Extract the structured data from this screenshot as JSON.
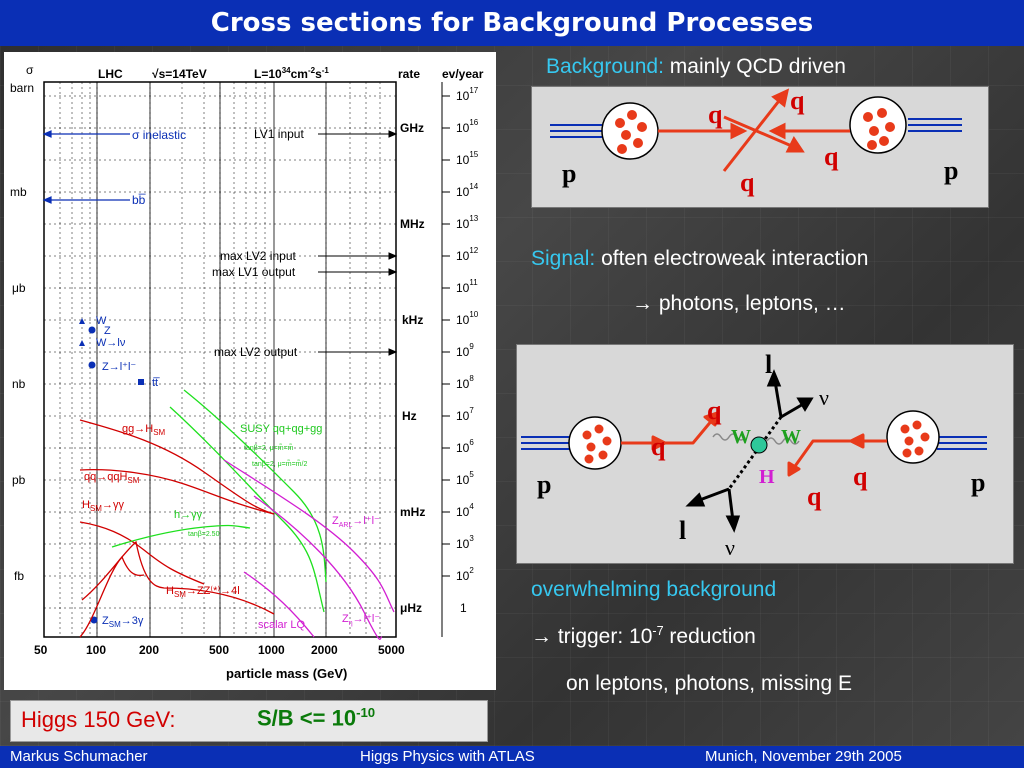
{
  "slide": {
    "title": "Cross sections for Background Processes",
    "background_label": "Background:",
    "background_text": "mainly QCD driven",
    "signal_label": "Signal:",
    "signal_text": "often electroweak interaction",
    "signal_arrow_text": "→ photons, leptons, …",
    "overwhelming": "overwhelming background",
    "trigger_pre": "→ trigger: 10",
    "trigger_exp": "-7",
    "trigger_post": " reduction",
    "on_leptons": "on leptons, photons, missing E",
    "higgs_label": "Higgs 150 GeV:",
    "sb_text": "S/B <= 10",
    "sb_exp": "-10"
  },
  "footer": {
    "author": "Markus  Schumacher",
    "talk": "Higgs Physics  with ATLAS",
    "place_date": "Munich, November 29th 2005"
  },
  "diagram_bg": {
    "p_left": "p",
    "p_right": "p",
    "q1": "q",
    "q2": "q",
    "q3": "q",
    "q4": "q"
  },
  "diagram_sig": {
    "p_left": "p",
    "p_right": "p",
    "q1": "q",
    "q2": "q",
    "q3": "q",
    "q4": "q",
    "w1": "W",
    "w2": "W",
    "h": "H",
    "l1": "l",
    "l2": "l",
    "nu1": "ν",
    "nu2": "ν"
  },
  "chart": {
    "header_sigma": "σ",
    "header_barn": "barn",
    "header_lhc": "LHC",
    "header_sqrt": "√s=14TeV",
    "header_lumi": "L=10",
    "header_lumi_exp": "34",
    "header_lumi_unit": "cm",
    "header_lumi_unit_exp": "-2",
    "header_lumi_s": "s",
    "header_lumi_s_exp": "-1",
    "header_rate": "rate",
    "header_evyear": "ev/year",
    "left_units": [
      "mb",
      "μb",
      "nb",
      "pb",
      "fb"
    ],
    "rate_units": [
      "GHz",
      "MHz",
      "kHz",
      "Hz",
      "mHz",
      "μHz"
    ],
    "ev_exps": [
      "17",
      "16",
      "15",
      "14",
      "13",
      "12",
      "11",
      "10",
      "9",
      "8",
      "7",
      "6",
      "5",
      "4",
      "3",
      "2"
    ],
    "ev_base": "10",
    "ev_last": "1",
    "x_ticks": [
      "50",
      "100",
      "200",
      "500",
      "1000",
      "2000",
      "5000"
    ],
    "xlabel": "particle mass (GeV)",
    "labels": {
      "inelastic": "σ inelastic",
      "bb": "bb̅",
      "lv1in": "LV1 input",
      "maxlv2in": "max LV2 input",
      "maxlv1out": "max LV1 output",
      "maxlv2out": "max LV2 output",
      "w": "W",
      "z": "Z",
      "wlv": "W→lν",
      "zll": "Z→l⁺l⁻",
      "tt": "tt̅",
      "gghsm": "gg→H",
      "sm": "SM",
      "qqqqh": "qq→qqH",
      "hsmgg": "H",
      "hsmgg2": "→γγ",
      "hgg_susy": "h→γγ",
      "susy": "SUSY qq+qg+gg",
      "zarl": "Z",
      "zarl_sub": "ARL",
      "zarl2": "→l⁺l⁻",
      "hsmzz": "H",
      "hsmzz2": "→ZZ⁽*⁾→4l",
      "zsm3g": "Z",
      "zsm3g_sub": "SM",
      "zsm3g2": "→3γ",
      "scalarlq": "scalar LQ",
      "zeta": "Z",
      "zeta_sub": "η",
      "zeta2": "→l⁺l⁻",
      "tanb": "tanβ=2.50",
      "susy_small1": "tanβ=2, μ=m̃=m̃",
      "susy_small2": "tanβ=2, μ=m̃=m̃/2"
    }
  },
  "colors": {
    "title_bar": "#0a2fb5",
    "cyan": "#36c8f0",
    "red": "#d10000",
    "green": "#0a7a0a"
  }
}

•••

Find every line that includes the string "output". Report how many there are and nothing else.

» Response to the task
2